═══ DATA RECORDS ═══
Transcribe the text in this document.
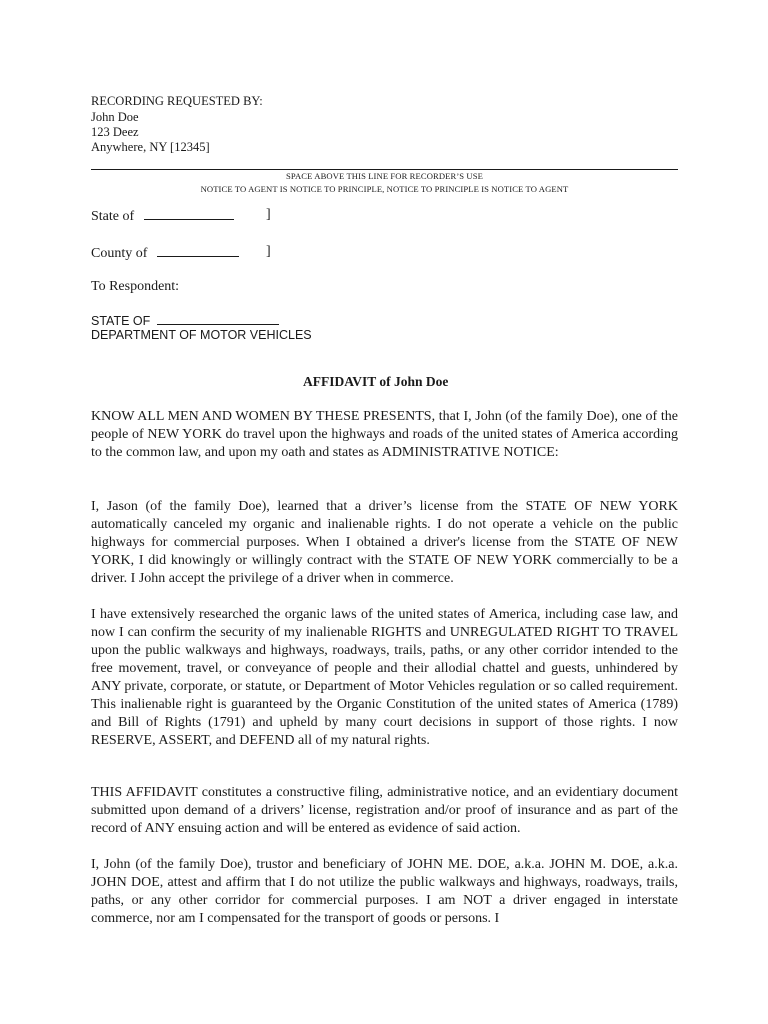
RECORDING REQUESTED BY:
John Doe
123 Deez
Anywhere, NY [12345]
SPACE ABOVE THIS LINE FOR RECORDER’S USE
NOTICE TO AGENT IS NOTICE TO PRINCIPLE, NOTICE TO PRINCIPLE IS NOTICE TO AGENT
State of	]
County of	]
To Respondent:
STATE OF
DEPARTMENT OF MOTOR VEHICLES
AFFIDAVIT of John Doe

KNOW ALL MEN AND WOMEN BY THESE PRESENTS, that I, John (of the family Doe), one of the people of NEW YORK do travel upon the highways and roads of the united states of America according to the common law, and upon my oath and states as ADMINISTRATIVE NOTICE:

I, Jason (of the family Doe), learned that a driver’s license from the STATE OF NEW YORK automatically canceled my organic and inalienable rights. I do not operate a vehicle on the public highways for commercial purposes. When I obtained a driver's license from the STATE OF NEW YORK, I did knowingly or willingly contract with the STATE OF NEW YORK commercially to be a driver. I John accept the privilege of a driver when in commerce.

I have extensively researched the organic laws of the united states of America, including case law, and now I can confirm the security of my inalienable RIGHTS and UNREGULATED RIGHT TO TRAVEL upon the public walkways and highways, roadways, trails, paths, or any other corridor intended to the free movement, travel, or conveyance of people and their allodial chattel and guests, unhindered by ANY private, corporate, or statute, or Department of Motor Vehicles regulation or so called requirement. This inalienable right is guaranteed by the Organic Constitution of the united states of America (1789) and Bill of Rights (1791) and upheld by many court decisions in support of those rights. I now RESERVE, ASSERT, and DEFEND all of my natural rights.

THIS AFFIDAVIT constitutes a constructive filing, administrative notice, and an evidentiary document submitted upon demand of a drivers’ license, registration and/or proof of insurance and as part of the record of ANY ensuing action and will be entered as evidence of said action.

I, John (of the family Doe), trustor and beneficiary of JOHN ME. DOE, a.k.a. JOHN M. DOE, a.k.a. JOHN DOE, attest and affirm that I do not utilize the public walkways and highways, roadways, trails, paths, or any other corridor for commercial purposes. I am NOT a driver engaged in interstate commerce, nor am I compensated for the transport of goods or persons. I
═══
→ **EXERCISE INSTRUCTIONS**: All of the records above must be copied exactly, except for the pictures.

→ **FULL SOLUTION**:
Transcribe the text in this document.
RECORDING REQUESTED BY:
John Doe
123 Deez
Anywhere, NY [12345]
SPACE ABOVE THIS LINE FOR RECORDER’S USE
NOTICE TO AGENT IS NOTICE TO PRINCIPLE, NOTICE TO PRINCIPLE IS NOTICE TO AGENT
State of	]
County of	]
To Respondent:
STATE OF
DEPARTMENT OF MOTOR VEHICLES
AFFIDAVIT of John Doe

KNOW ALL MEN AND WOMEN BY THESE PRESENTS, that I, John (of the family Doe), one of the people of NEW YORK do travel upon the highways and roads of the united states of America according to the common law, and upon my oath and states as ADMINISTRATIVE NOTICE:

I, Jason (of the family Doe), learned that a driver’s license from the STATE OF NEW YORK automatically canceled my organic and inalienable rights. I do not operate a vehicle on the public highways for commercial purposes. When I obtained a driver's license from the STATE OF NEW YORK, I did knowingly or willingly contract with the STATE OF NEW YORK commercially to be a driver. I John accept the privilege of a driver when in commerce.

I have extensively researched the organic laws of the united states of America, including case law, and now I can confirm the security of my inalienable RIGHTS and UNREGULATED RIGHT TO TRAVEL upon the public walkways and highways, roadways, trails, paths, or any other corridor intended to the free movement, travel, or conveyance of people and their allodial chattel and guests, unhindered by ANY private, corporate, or statute, or Department of Motor Vehicles regulation or so called requirement. This inalienable right is guaranteed by the Organic Constitution of the united states of America (1789) and Bill of Rights (1791) and upheld by many court decisions in support of those rights. I now RESERVE, ASSERT, and DEFEND all of my natural rights.

THIS AFFIDAVIT constitutes a constructive filing, administrative notice, and an evidentiary document submitted upon demand of a drivers’ license, registration and/or proof of insurance and as part of the record of ANY ensuing action and will be entered as evidence of said action.

I, John (of the family Doe), trustor and beneficiary of JOHN ME. DOE, a.k.a. JOHN M. DOE, a.k.a. JOHN DOE, attest and affirm that I do not utilize the public walkways and highways, roadways, trails, paths, or any other corridor for commercial purposes. I am NOT a driver engaged in interstate commerce, nor am I compensated for the transport of goods or persons. I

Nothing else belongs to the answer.